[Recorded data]

──────────

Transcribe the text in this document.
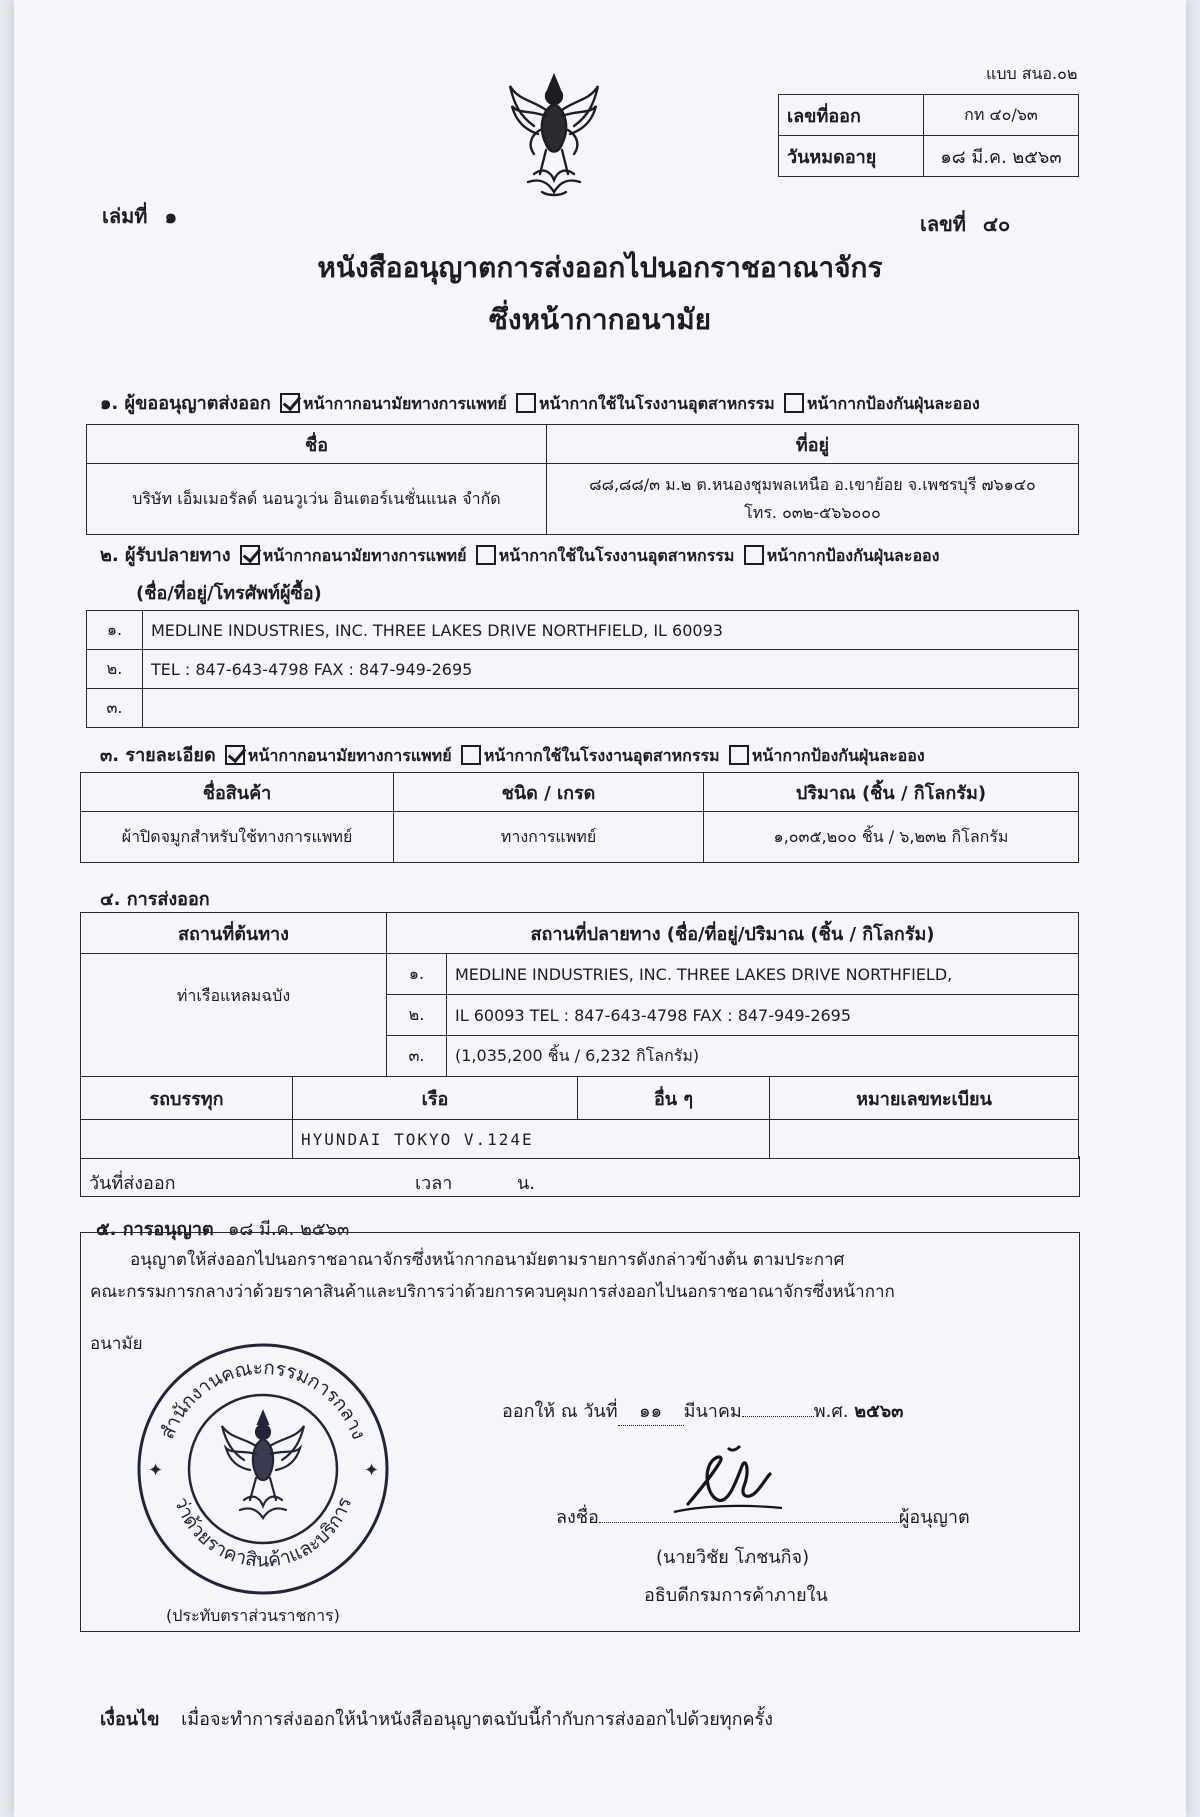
แบบ สนอ.๐๒
เลขที่ออก	กท ๔๐/๖๓
วันหมดอายุ	๑๘ มี.ค. ๒๕๖๓
เล่มที่ ๑	เลขที่ ๔๐
หนังสืออนุญาตการส่งออกไปนอกราชอาณาจักร
ซึ่งหน้ากากอนามัย
๑. ผู้ขออนุญาตส่งออก หน้ากากอนามัยทางการแพทย์ หน้ากากใช้ในโรงงานอุตสาหกรรม หน้ากากป้องกันฝุ่นละออง
ชื่อ	ที่อยู่
บริษัท เอ็มเมอรัลด์ นอนวูเว่น อินเตอร์เนชั่นแนล จำกัด	๘๘,๘๘/๓ ม.๒ ต.หนองชุมพลเหนือ อ.เขาย้อย จ.เพชรบุรี ๗๖๑๔๐
โทร. ๐๓๒-๕๖๖๐๐๐
๒. ผู้รับปลายทาง หน้ากากอนามัยทางการแพทย์ หน้ากากใช้ในโรงงานอุตสาหกรรม หน้ากากป้องกันฝุ่นละออง
(ชื่อ/ที่อยู่/โทรศัพท์ผู้ซื้อ)
๑.	MEDLINE INDUSTRIES, INC. THREE LAKES DRIVE NORTHFIELD, IL 60093
๒.	TEL : 847-643-4798 FAX : 847-949-2695
๓.	
๓. รายละเอียด หน้ากากอนามัยทางการแพทย์ หน้ากากใช้ในโรงงานอุตสาหกรรม หน้ากากป้องกันฝุ่นละออง
ชื่อสินค้า	ชนิด / เกรด	ปริมาณ (ชิ้น / กิโลกรัม)
ผ้าปิดจมูกสำหรับใช้ทางการแพทย์	ทางการแพทย์	๑,๐๓๕,๒๐๐ ชิ้น / ๖,๒๓๒ กิโลกรัม
๔. การส่งออก
สถานที่ต้นทาง	สถานที่ปลายทาง (ชื่อ/ที่อยู่/ปริมาณ (ชิ้น / กิโลกรัม)	
ท่าเรือแหลมฉบัง	๑.	MEDLINE INDUSTRIES, INC. THREE LAKES DRIVE NORTHFIELD,
	๒.	IL 60093 TEL : 847-643-4798 FAX : 847-949-2695
	๓.	(1,035,200 ชิ้น / 6,232 กิโลกรัม)
รถบรรทุก	เรือ	อื่น ๆ	หมายเลขทะเบียน
	HYUNDAI TOKYO V.124E		
วันที่ส่งออก	เวลา	น.
๕. การอนุญาต ๑๘ มี.ค. ๒๕๖๓
อนุญาตให้ส่งออกไปนอกราชอาณาจักรซึ่งหน้ากากอนามัยตามรายการดังกล่าวข้างต้น ตามประกาศ
คณะกรรมการกลางว่าด้วยราคาสินค้าและบริการว่าด้วยการควบคุมการส่งออกไปนอกราชอาณาจักรซึ่งหน้ากาก
อนามัย
สำนักงานคณะกรรมการกลาง
ว่าด้วยราคาสินค้าและบริการ
✦	✦
(ประทับตราส่วนราชการ)
ออกให้ ณ วันที่ ๑๑ มีนาคม	พ.ศ. ๒๕๖๓
ลงชื่อ	ผู้อนุญาต
(นายวิชัย โภชนกิจ)
อธิบดีกรมการค้าภายใน
เงื่อนไข เมื่อจะทำการส่งออกให้นำหนังสืออนุญาตฉบับนี้กำกับการส่งออกไปด้วยทุกครั้ง
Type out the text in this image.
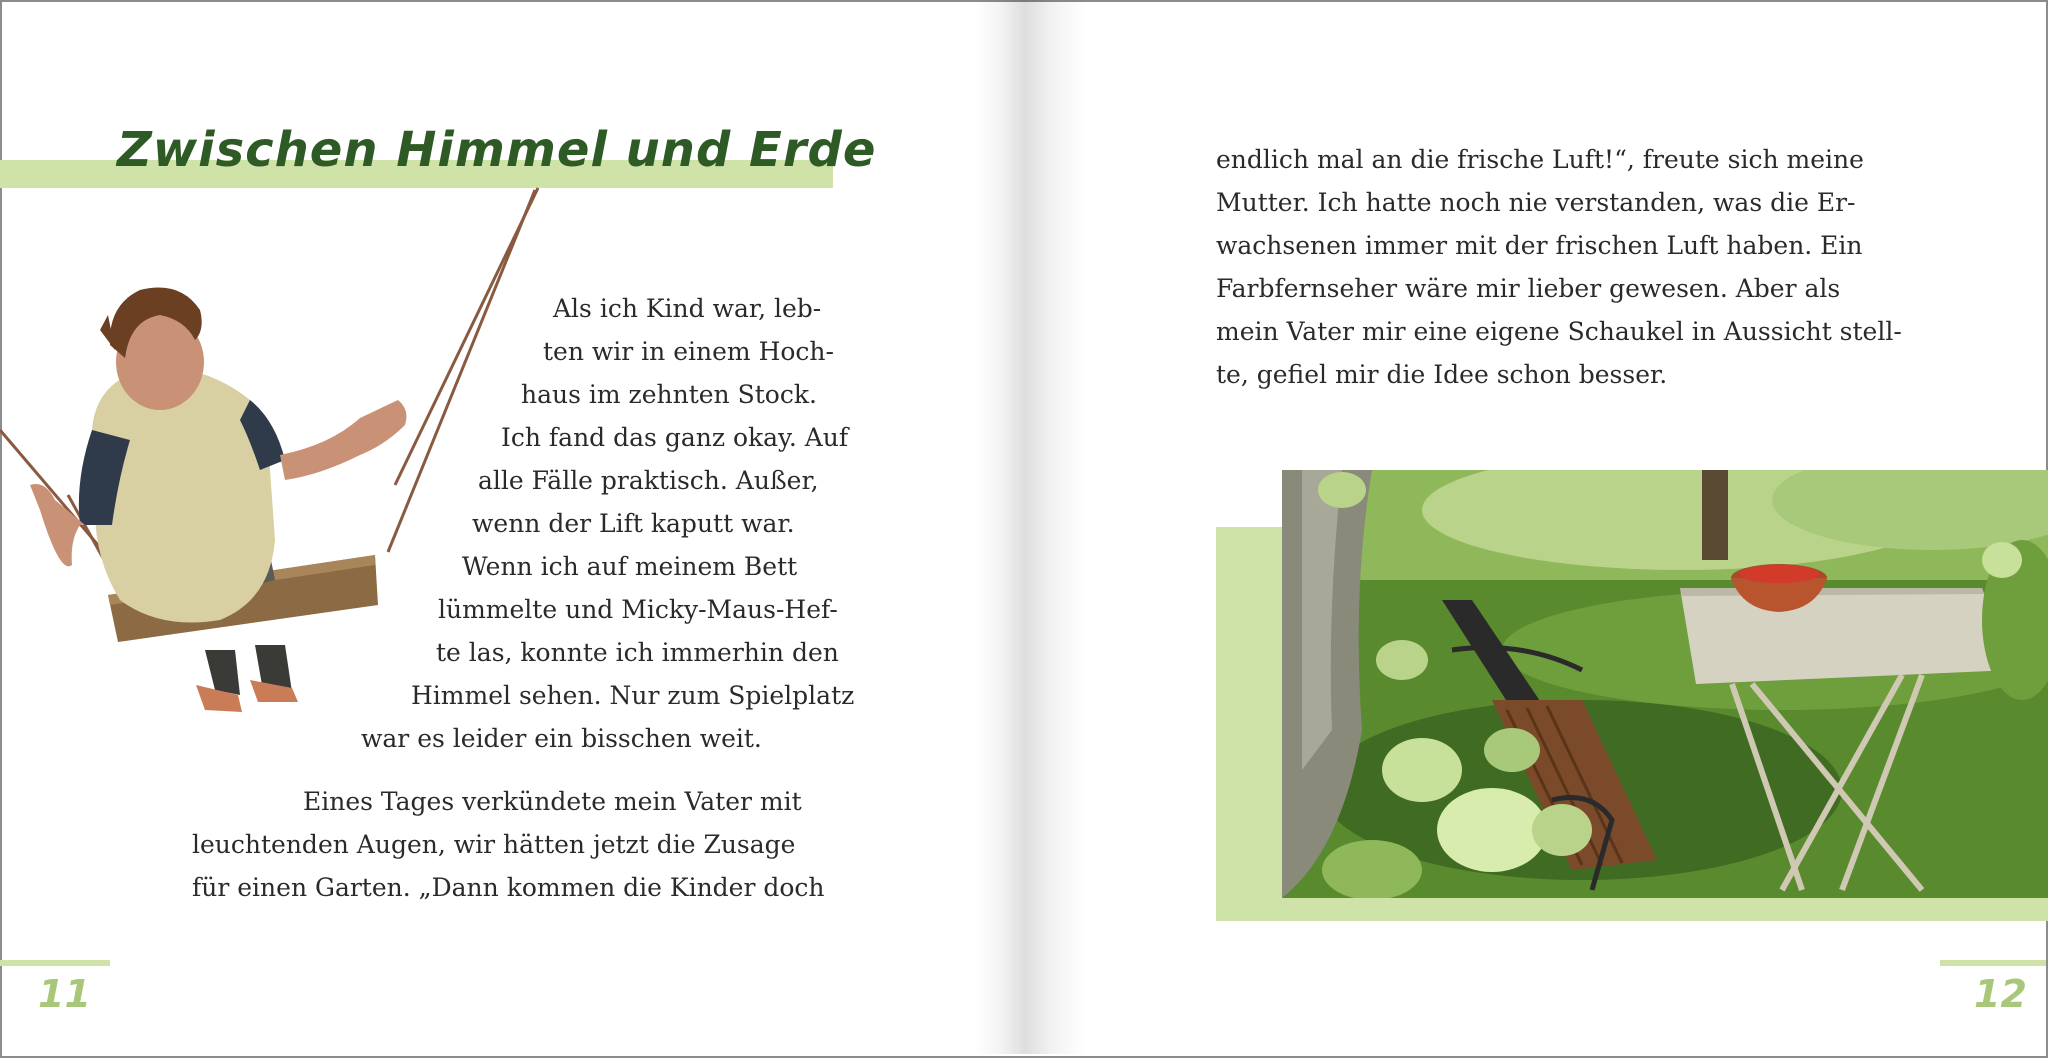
Zwischen Himmel und Erde
Als ich Kind war, leb-
ten wir in einem Hoch-
haus im zehnten Stock.
Ich fand das ganz okay. Auf
alle Fälle praktisch. Außer,
wenn der Lift kaputt war.
Wenn ich auf meinem Bett
lümmelte und Micky-Maus-Hef-
te las, konnte ich immerhin den
Himmel sehen. Nur zum Spielplatz
war es leider ein bisschen weit.
Eines Tages verkündete mein Vater mit
leuchtenden Augen, wir hätten jetzt die Zusage
für einen Garten. „Dann kommen die Kinder doch
11
endlich mal an die frische Luft!“, freute sich meine
Mutter. Ich hatte noch nie verstanden, was die Er-
wachsenen immer mit der frischen Luft haben. Ein
Farbfernseher wäre mir lieber gewesen. Aber als
mein Vater mir eine eigene Schaukel in Aussicht stell-
te, gefiel mir die Idee schon besser.
12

──────────

WRITTEN EXERCISE. Show every line from the entries above in which the word "นละออง" appears.

FINISHED EXERCISE.
๑. ผู้ขออนุญาตส่งออก หน้ากากอนามัยทางการแพทย์ หน้ากากใช้ในโรงงานอุตสาหกรรม หน้ากากป้องกันฝุ่นละออง
๒. ผู้รับปลายทาง หน้ากากอนามัยทางการแพทย์ หน้ากากใช้ในโรงงานอุตสาหกรรม หน้ากากป้องกันฝุ่นละออง
๓. รายละเอียด หน้ากากอนามัยทางการแพทย์ หน้ากากใช้ในโรงงานอุตสาหกรรม หน้ากากป้องกันฝุ่นละออง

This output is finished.